* Problem statement
Collect all lines containing the word "botão" from the data.

---

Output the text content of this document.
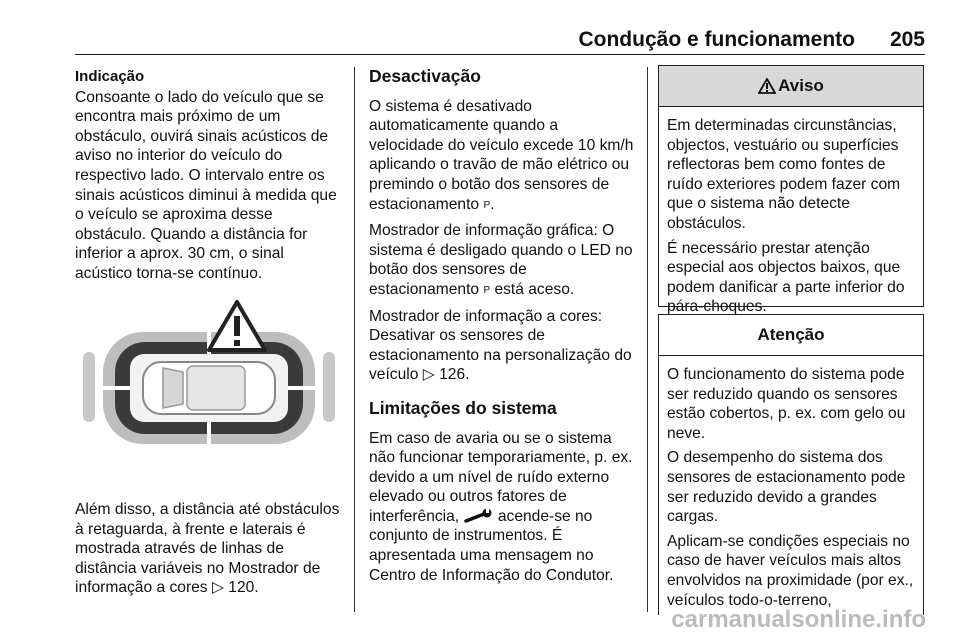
Condução e funcionamento 205
Indicação

Consoante o lado do veículo que se encontra mais próximo de um obstáculo, ouvirá sinais acústicos de aviso no interior do veículo do respectivo lado. O intervalo entre os sinais acústicos diminui à medida que o veículo se aproxima desse obstáculo. Quando a distância for inferior a aprox. 30 cm, o sinal acústico torna-se contínuo.

Além disso, a distância até obstáculos à retaguarda, à frente e laterais é mostrada através de linhas de distância variáveis no Mostrador de informação a cores ▷ 120.

Desactivação

O sistema é desativado automaticamente quando a velocidade do veículo excede 10 km/h aplicando o travão de mão elétrico ou premindo o botão dos sensores de estacionamento P.

Mostrador de informação gráfica: O sistema é desligado quando o LED no botão dos sensores de estacionamento P está aceso.

Mostrador de informação a cores: Desativar os sensores de estacionamento na personalização do veículo ▷ 126.

Limitações do sistema

Em caso de avaria ou se o sistema não funcionar temporariamente, p. ex. devido a um nível de ruído externo elevado ou outros fatores de interferência, acende-se no conjunto de instrumentos. É apresentada uma mensagem no Centro de Informação do Condutor.

Aviso

Em determinadas circunstâncias, objectos, vestuário ou superfícies reflectoras bem como fontes de ruído exteriores podem fazer com que o sistema não detecte obstáculos.

É necessário prestar atenção especial aos objectos baixos, que podem danificar a parte inferior do pára-choques.

Atenção

O funcionamento do sistema pode ser reduzido quando os sensores estão cobertos, p. ex. com gelo ou neve.

O desempenho do sistema dos sensores de estacionamento pode ser reduzido devido a grandes cargas.

Aplicam-se condições especiais no caso de haver veículos mais altos envolvidos na proximidade (por ex., veículos todo-o-terreno,

carmanualsonline.info
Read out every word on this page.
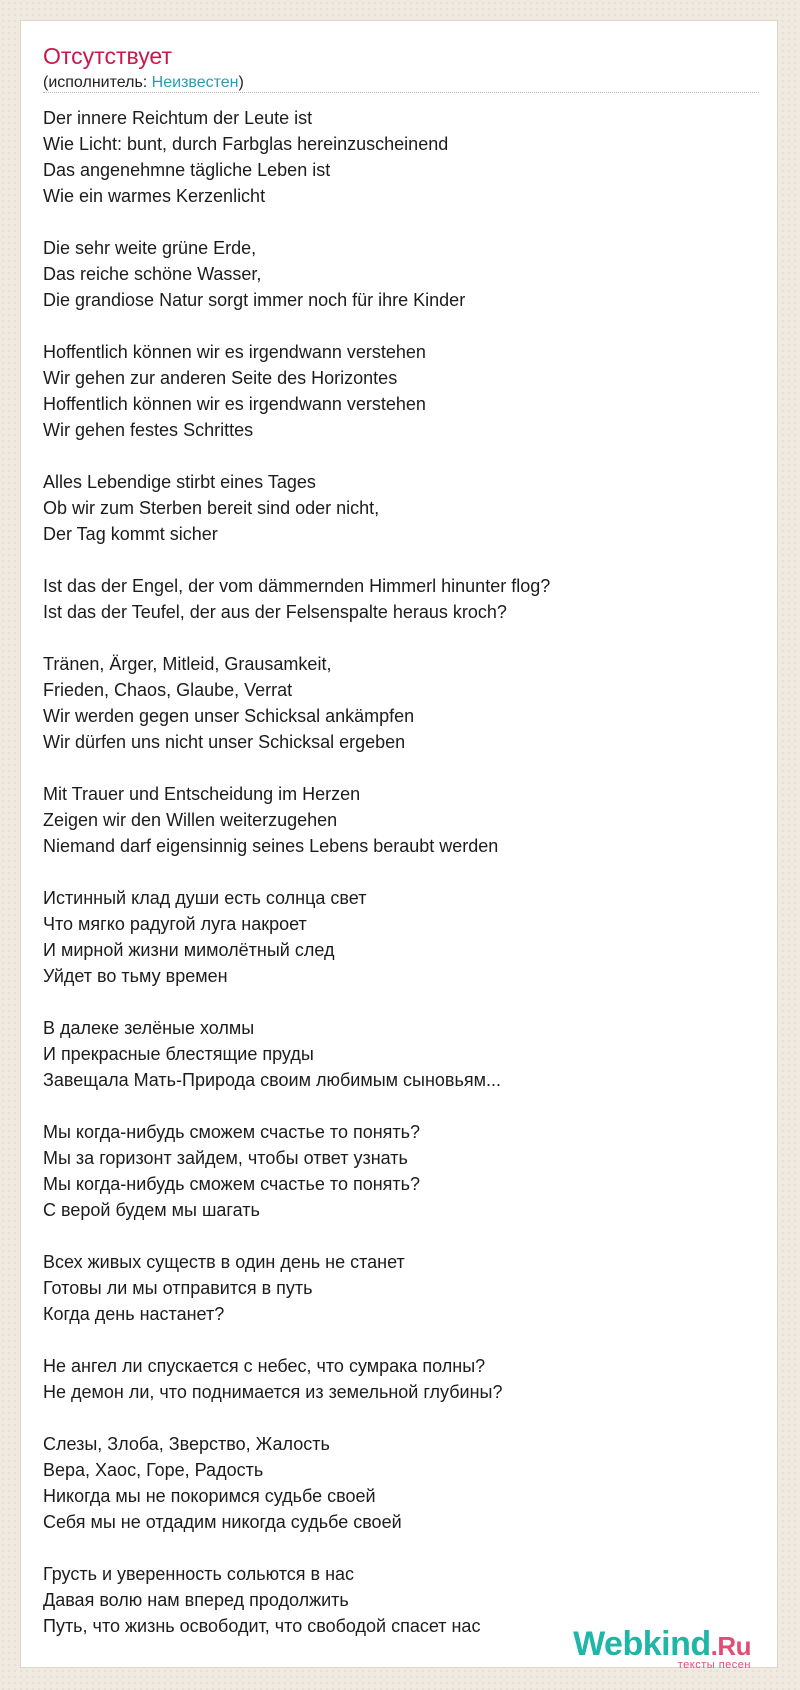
Отсутствует
(исполнитель: Неизвестен)
Der innere Reichtum der Leute ist
Wie Licht: bunt, durch Farbglas hereinzuscheinend
Das angenehmne tägliche Leben ist
Wie ein warmes Kerzenlicht
Die sehr weite grüne Erde,
Das reiche schöne Wasser,
Die grandiose Natur sorgt immer noch für ihre Kinder
Hoffentlich können wir es irgendwann verstehen
Wir gehen zur anderen Seite des Horizontes
Hoffentlich können wir es irgendwann verstehen
Wir gehen festes Schrittes
Alles Lebendige stirbt eines Tages
Ob wir zum Sterben bereit sind oder nicht,
Der Tag kommt sicher
Ist das der Engel, der vom dämmernden Himmerl hinunter flog?
Ist das der Teufel, der aus der Felsenspalte heraus kroch?
Tränen, Ärger, Mitleid, Grausamkeit,
Frieden, Chaos, Glaube, Verrat
Wir werden gegen unser Schicksal ankämpfen
Wir dürfen uns nicht unser Schicksal ergeben
Mit Trauer und Entscheidung im Herzen
Zeigen wir den Willen weiterzugehen
Niemand darf eigensinnig seines Lebens beraubt werden
Истинный клад души есть солнца свет
Что мягко радугой луга накроет
И мирной жизни мимолётный след
Уйдет во тьму времен
В далеке зелёные холмы
И прекрасные блестящие пруды
Завещала Мать-Природа своим любимым сыновьям...
Мы когда-нибудь сможем счастье то понять?
Мы за горизонт зайдем, чтобы ответ узнать
Мы когда-нибудь сможем счастье то понять?
С верой будем мы шагать
Всех живых существ в один день не станет
Готовы ли мы отправится в путь
Когда день настанет?
Не ангел ли спускается с небес, что сумрака полны?
Не демон ли, что поднимается из земельной глубины?
Слезы, Злоба, Зверство, Жалость
Вера, Хаос, Горе, Радость
Никогда мы не покоримся судьбе своей
Себя мы не отдадим никогда судьбе своей
Грусть и уверенность сольются в нас
Давая волю нам вперед продолжить
Путь, что жизнь освободит, что свободой спасет нас	Webkind.Ru
тексты песен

---

* Reply to the task
O sistema é desativado automaticamente quando a velocidade do veículo excede 10 km/h aplicando o travão de mão elétrico ou premindo o botão dos sensores de estacionamento P.
Mostrador de informação gráfica: O sistema é desligado quando o LED no botão dos sensores de estacionamento P está aceso.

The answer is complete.